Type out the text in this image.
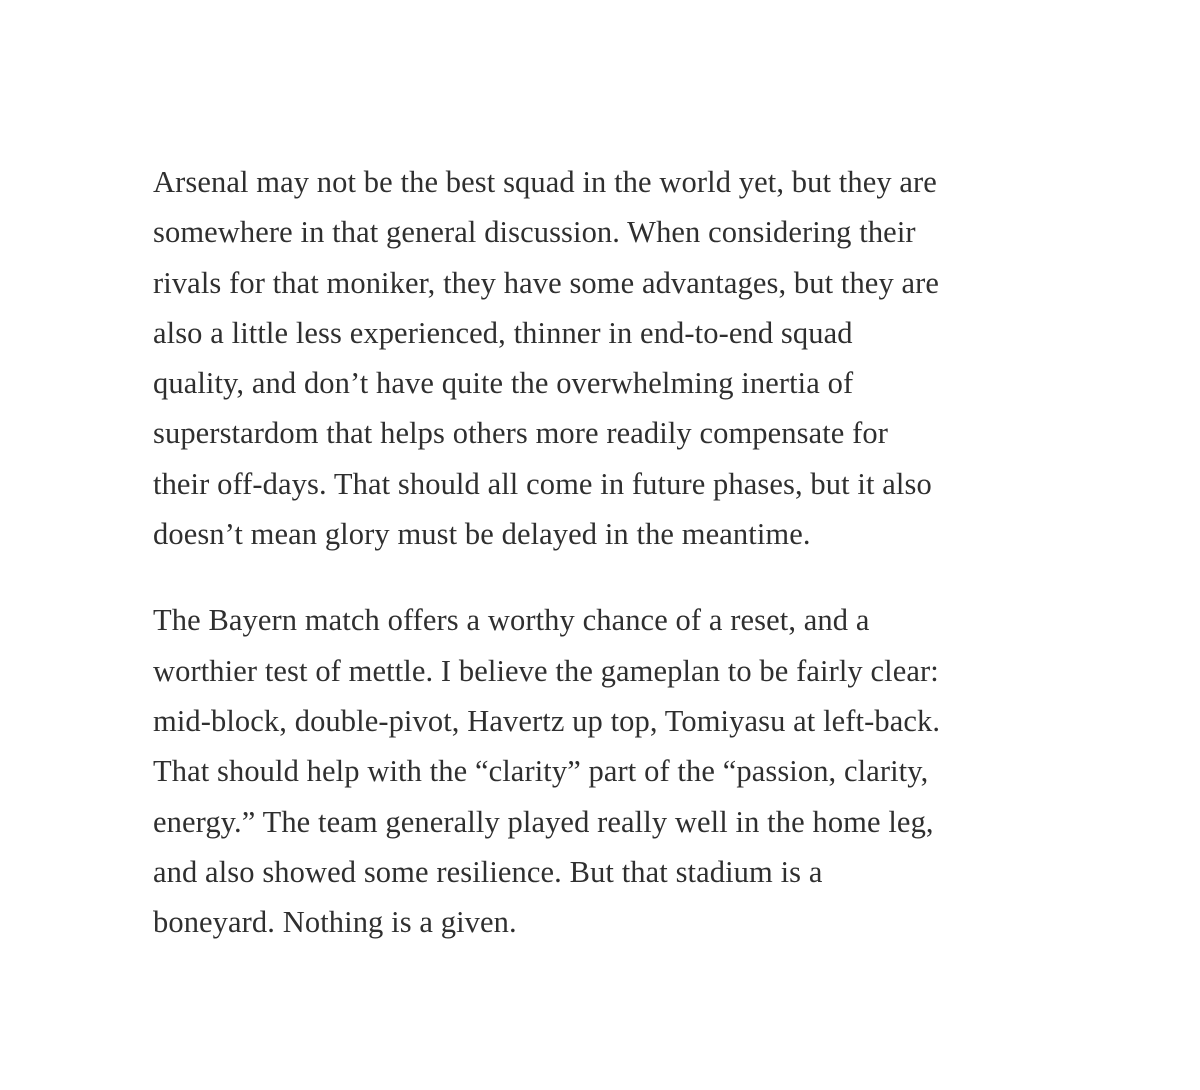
Arsenal may not be the best squad in the world yet, but they are
somewhere in that general discussion. When considering their
rivals for that moniker, they have some advantages, but they are
also a little less experienced, thinner in end-to-end squad
quality, and don’t have quite the overwhelming inertia of
superstardom that helps others more readily compensate for
their off-days. That should all come in future phases, but it also
doesn’t mean glory must be delayed in the meantime.

The Bayern match offers a worthy chance of a reset, and a
worthier test of mettle. I believe the gameplan to be fairly clear:
mid-block, double-pivot, Havertz up top, Tomiyasu at left-back.
That should help with the “clarity” part of the “passion, clarity,
energy.” The team generally played really well in the home leg,
and also showed some resilience. But that stadium is a
boneyard. Nothing is a given.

- - -

The task: Repeat the material exactly as it reads, without any of its pictures.

Exercise result:
Type out the text in this image.
Arsenal may not be the best squad in the world yet, but they are
somewhere in that general discussion. When considering their
rivals for that moniker, they have some advantages, but they are
also a little less experienced, thinner in end-to-end squad
quality, and don’t have quite the overwhelming inertia of
superstardom that helps others more readily compensate for
their off-days. That should all come in future phases, but it also
doesn’t mean glory must be delayed in the meantime.

The Bayern match offers a worthy chance of a reset, and a
worthier test of mettle. I believe the gameplan to be fairly clear:
mid-block, double-pivot, Havertz up top, Tomiyasu at left-back.
That should help with the “clarity” part of the “passion, clarity,
energy.” The team generally played really well in the home leg,
and also showed some resilience. But that stadium is a
boneyard. Nothing is a given.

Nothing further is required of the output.